* _WHAT THE TASK REQUIRES_
Transcribe all of the material exactly.

* _LISTED ENTRIES_
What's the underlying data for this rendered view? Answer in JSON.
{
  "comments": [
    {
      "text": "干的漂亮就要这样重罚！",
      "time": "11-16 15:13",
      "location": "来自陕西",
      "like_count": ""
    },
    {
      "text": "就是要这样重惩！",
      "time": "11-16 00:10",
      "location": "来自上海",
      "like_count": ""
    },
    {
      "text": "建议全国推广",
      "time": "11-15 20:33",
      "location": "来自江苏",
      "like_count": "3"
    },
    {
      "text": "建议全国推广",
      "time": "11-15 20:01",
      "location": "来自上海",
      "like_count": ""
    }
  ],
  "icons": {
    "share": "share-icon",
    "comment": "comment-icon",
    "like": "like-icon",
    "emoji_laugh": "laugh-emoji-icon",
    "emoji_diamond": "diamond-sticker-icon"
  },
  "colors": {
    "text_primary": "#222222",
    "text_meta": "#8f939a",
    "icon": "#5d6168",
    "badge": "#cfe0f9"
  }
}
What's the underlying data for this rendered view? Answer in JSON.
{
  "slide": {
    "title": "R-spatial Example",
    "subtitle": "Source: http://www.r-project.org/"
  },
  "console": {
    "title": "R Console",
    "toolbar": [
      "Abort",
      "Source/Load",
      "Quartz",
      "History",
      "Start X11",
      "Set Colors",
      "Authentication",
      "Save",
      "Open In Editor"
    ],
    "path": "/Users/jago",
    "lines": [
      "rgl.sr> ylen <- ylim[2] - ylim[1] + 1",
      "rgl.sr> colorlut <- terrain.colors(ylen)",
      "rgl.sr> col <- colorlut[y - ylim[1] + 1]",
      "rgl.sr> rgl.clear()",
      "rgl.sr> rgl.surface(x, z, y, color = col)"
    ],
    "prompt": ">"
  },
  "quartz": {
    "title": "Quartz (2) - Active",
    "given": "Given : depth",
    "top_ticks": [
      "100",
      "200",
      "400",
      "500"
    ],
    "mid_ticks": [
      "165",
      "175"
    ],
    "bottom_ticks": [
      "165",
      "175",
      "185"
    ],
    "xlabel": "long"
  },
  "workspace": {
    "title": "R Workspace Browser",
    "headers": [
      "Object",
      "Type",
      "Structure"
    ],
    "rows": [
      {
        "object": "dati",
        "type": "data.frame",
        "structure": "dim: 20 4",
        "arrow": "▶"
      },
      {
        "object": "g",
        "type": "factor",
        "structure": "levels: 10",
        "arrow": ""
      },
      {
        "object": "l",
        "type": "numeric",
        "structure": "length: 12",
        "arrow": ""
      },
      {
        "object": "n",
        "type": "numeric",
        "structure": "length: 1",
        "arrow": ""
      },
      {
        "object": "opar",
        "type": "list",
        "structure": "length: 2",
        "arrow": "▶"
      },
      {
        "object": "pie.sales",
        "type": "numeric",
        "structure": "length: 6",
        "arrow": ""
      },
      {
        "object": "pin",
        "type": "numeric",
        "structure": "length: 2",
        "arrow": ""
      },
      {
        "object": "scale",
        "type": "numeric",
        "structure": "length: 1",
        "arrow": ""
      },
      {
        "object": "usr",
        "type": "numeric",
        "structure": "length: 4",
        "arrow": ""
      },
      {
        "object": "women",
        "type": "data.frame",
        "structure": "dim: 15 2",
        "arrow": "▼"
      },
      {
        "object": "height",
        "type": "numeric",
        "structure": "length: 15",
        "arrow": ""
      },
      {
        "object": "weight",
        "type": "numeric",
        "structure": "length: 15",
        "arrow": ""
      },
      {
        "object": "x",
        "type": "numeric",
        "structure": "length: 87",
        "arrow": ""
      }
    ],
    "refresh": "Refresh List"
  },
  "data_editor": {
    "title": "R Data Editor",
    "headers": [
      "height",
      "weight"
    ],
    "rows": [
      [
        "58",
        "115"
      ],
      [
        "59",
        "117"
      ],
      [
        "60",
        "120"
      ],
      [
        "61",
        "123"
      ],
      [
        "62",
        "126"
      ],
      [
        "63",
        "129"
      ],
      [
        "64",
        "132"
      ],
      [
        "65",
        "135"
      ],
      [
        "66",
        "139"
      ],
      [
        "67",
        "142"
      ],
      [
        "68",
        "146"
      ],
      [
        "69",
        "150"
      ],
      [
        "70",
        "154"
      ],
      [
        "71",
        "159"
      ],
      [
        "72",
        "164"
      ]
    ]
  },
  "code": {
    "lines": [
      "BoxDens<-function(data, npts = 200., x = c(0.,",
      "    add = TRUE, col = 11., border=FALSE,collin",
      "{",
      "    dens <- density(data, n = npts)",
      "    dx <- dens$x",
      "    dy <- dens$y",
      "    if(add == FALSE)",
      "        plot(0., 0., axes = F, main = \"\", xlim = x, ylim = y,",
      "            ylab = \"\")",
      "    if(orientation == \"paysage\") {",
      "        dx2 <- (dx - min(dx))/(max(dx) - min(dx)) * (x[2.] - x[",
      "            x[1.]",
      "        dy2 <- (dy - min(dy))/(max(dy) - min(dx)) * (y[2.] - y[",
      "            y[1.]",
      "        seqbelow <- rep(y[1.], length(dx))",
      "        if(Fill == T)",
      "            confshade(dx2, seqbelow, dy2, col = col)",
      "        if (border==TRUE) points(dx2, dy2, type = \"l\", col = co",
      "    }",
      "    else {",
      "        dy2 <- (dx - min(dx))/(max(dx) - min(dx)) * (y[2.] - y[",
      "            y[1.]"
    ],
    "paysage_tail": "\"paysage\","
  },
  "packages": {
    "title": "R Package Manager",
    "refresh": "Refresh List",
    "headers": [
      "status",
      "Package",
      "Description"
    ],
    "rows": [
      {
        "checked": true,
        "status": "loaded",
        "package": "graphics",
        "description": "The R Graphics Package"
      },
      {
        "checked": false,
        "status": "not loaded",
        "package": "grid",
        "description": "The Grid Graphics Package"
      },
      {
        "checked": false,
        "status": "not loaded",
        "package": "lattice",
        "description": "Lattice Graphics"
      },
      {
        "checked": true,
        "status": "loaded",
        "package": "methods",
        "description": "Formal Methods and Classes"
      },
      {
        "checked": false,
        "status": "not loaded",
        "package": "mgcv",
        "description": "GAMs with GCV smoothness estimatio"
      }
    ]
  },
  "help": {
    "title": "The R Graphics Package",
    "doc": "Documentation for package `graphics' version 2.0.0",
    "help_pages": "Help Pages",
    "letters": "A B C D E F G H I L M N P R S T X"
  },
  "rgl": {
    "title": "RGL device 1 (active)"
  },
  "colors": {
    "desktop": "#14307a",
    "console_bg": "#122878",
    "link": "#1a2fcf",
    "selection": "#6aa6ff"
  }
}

* _EXERCISE RESPONSE_
What's the underlying data for this rendered view? Answer in JSON.
{
  "comments": [
    {
      "text": "干的漂亮就要这样重罚！",
      "time": "11-16 15:13",
      "location": "来自陕西",
      "like_count": ""
    },
    {
      "text": "就是要这样重惩！",
      "time": "11-16 00:10",
      "location": "来自上海",
      "like_count": ""
    },
    {
      "text": "建议全国推广",
      "time": "11-15 20:33",
      "location": "来自江苏",
      "like_count": "3"
    },
    {
      "text": "建议全国推广",
      "time": "11-15 20:01",
      "location": "来自上海",
      "like_count": ""
    }
  ],
  "icons": {
    "share": "share-icon",
    "comment": "comment-icon",
    "like": "like-icon",
    "emoji_laugh": "laugh-emoji-icon",
    "emoji_diamond": "diamond-sticker-icon"
  },
  "colors": {
    "text_primary": "#222222",
    "text_meta": "#8f939a",
    "icon": "#5d6168",
    "badge": "#cfe0f9"
  }
}
What's the underlying data for this rendered view? Answer in JSON.
{
  "slide": {
    "title": "R-spatial Example",
    "subtitle": "Source: http://www.r-project.org/"
  },
  "console": {
    "title": "R Console",
    "toolbar": [
      "Abort",
      "Source/Load",
      "Quartz",
      "History",
      "Start X11",
      "Set Colors",
      "Authentication",
      "Save",
      "Open In Editor"
    ],
    "path": "/Users/jago",
    "lines": [
      "rgl.sr> ylen <- ylim[2] - ylim[1] + 1",
      "rgl.sr> colorlut <- terrain.colors(ylen)",
      "rgl.sr> col <- colorlut[y - ylim[1] + 1]",
      "rgl.sr> rgl.clear()",
      "rgl.sr> rgl.surface(x, z, y, color = col)"
    ],
    "prompt": ">"
  },
  "quartz": {
    "title": "Quartz (2) - Active",
    "given": "Given : depth",
    "top_ticks": [
      "100",
      "200",
      "400",
      "500"
    ],
    "mid_ticks": [
      "165",
      "175"
    ],
    "bottom_ticks": [
      "165",
      "175",
      "185"
    ],
    "xlabel": "long"
  },
  "workspace": {
    "title": "R Workspace Browser",
    "headers": [
      "Object",
      "Type",
      "Structure"
    ],
    "rows": [
      {
        "object": "dati",
        "type": "data.frame",
        "structure": "dim: 20 4",
        "arrow": "▶"
      },
      {
        "object": "g",
        "type": "factor",
        "structure": "levels: 10",
        "arrow": ""
      },
      {
        "object": "l",
        "type": "numeric",
        "structure": "length: 12",
        "arrow": ""
      },
      {
        "object": "n",
        "type": "numeric",
        "structure": "length: 1",
        "arrow": ""
      },
      {
        "object": "opar",
        "type": "list",
        "structure": "length: 2",
        "arrow": "▶"
      },
      {
        "object": "pie.sales",
        "type": "numeric",
        "structure": "length: 6",
        "arrow": ""
      },
      {
        "object": "pin",
        "type": "numeric",
        "structure": "length: 2",
        "arrow": ""
      },
      {
        "object": "scale",
        "type": "numeric",
        "structure": "length: 1",
        "arrow": ""
      },
      {
        "object": "usr",
        "type": "numeric",
        "structure": "length: 4",
        "arrow": ""
      },
      {
        "object": "women",
        "type": "data.frame",
        "structure": "dim: 15 2",
        "arrow": "▼"
      },
      {
        "object": "height",
        "type": "numeric",
        "structure": "length: 15",
        "arrow": ""
      },
      {
        "object": "weight",
        "type": "numeric",
        "structure": "length: 15",
        "arrow": ""
      },
      {
        "object": "x",
        "type": "numeric",
        "structure": "length: 87",
        "arrow": ""
      }
    ],
    "refresh": "Refresh List"
  },
  "data_editor": {
    "title": "R Data Editor",
    "headers": [
      "height",
      "weight"
    ],
    "rows": [
      [
        "58",
        "115"
      ],
      [
        "59",
        "117"
      ],
      [
        "60",
        "120"
      ],
      [
        "61",
        "123"
      ],
      [
        "62",
        "126"
      ],
      [
        "63",
        "129"
      ],
      [
        "64",
        "132"
      ],
      [
        "65",
        "135"
      ],
      [
        "66",
        "139"
      ],
      [
        "67",
        "142"
      ],
      [
        "68",
        "146"
      ],
      [
        "69",
        "150"
      ],
      [
        "70",
        "154"
      ],
      [
        "71",
        "159"
      ],
      [
        "72",
        "164"
      ]
    ]
  },
  "code": {
    "lines": [
      "BoxDens<-function(data, npts = 200., x = c(0.,",
      "    add = TRUE, col = 11., border=FALSE,collin",
      "{",
      "    dens <- density(data, n = npts)",
      "    dx <- dens$x",
      "    dy <- dens$y",
      "    if(add == FALSE)",
      "        plot(0., 0., axes = F, main = \"\", xlim = x, ylim = y,",
      "            ylab = \"\")",
      "    if(orientation == \"paysage\") {",
      "        dx2 <- (dx - min(dx))/(max(dx) - min(dx)) * (x[2.] - x[",
      "            x[1.]",
      "        dy2 <- (dy - min(dy))/(max(dy) - min(dx)) * (y[2.] - y[",
      "            y[1.]",
      "        seqbelow <- rep(y[1.], length(dx))",
      "        if(Fill == T)",
      "            confshade(dx2, seqbelow, dy2, col = col)",
      "        if (border==TRUE) points(dx2, dy2, type = \"l\", col = co",
      "    }",
      "    else {",
      "        dy2 <- (dx - min(dx))/(max(dx) - min(dx)) * (y[2.] - y[",
      "            y[1.]"
    ],
    "paysage_tail": "\"paysage\","
  },
  "packages": {
    "title": "R Package Manager",
    "refresh": "Refresh List",
    "headers": [
      "status",
      "Package",
      "Description"
    ],
    "rows": [
      {
        "checked": true,
        "status": "loaded",
        "package": "graphics",
        "description": "The R Graphics Package"
      },
      {
        "checked": false,
        "status": "not loaded",
        "package": "grid",
        "description": "The Grid Graphics Package"
      },
      {
        "checked": false,
        "status": "not loaded",
        "package": "lattice",
        "description": "Lattice Graphics"
      },
      {
        "checked": true,
        "status": "loaded",
        "package": "methods",
        "description": "Formal Methods and Classes"
      },
      {
        "checked": false,
        "status": "not loaded",
        "package": "mgcv",
        "description": "GAMs with GCV smoothness estimatio"
      }
    ]
  },
  "help": {
    "title": "The R Graphics Package",
    "doc": "Documentation for package `graphics' version 2.0.0",
    "help_pages": "Help Pages",
    "letters": "A B C D E F G H I L M N P R S T X"
  },
  "rgl": {
    "title": "RGL device 1 (active)"
  },
  "colors": {
    "desktop": "#14307a",
    "console_bg": "#122878",
    "link": "#1a2fcf",
    "selection": "#6aa6ff"
  }
}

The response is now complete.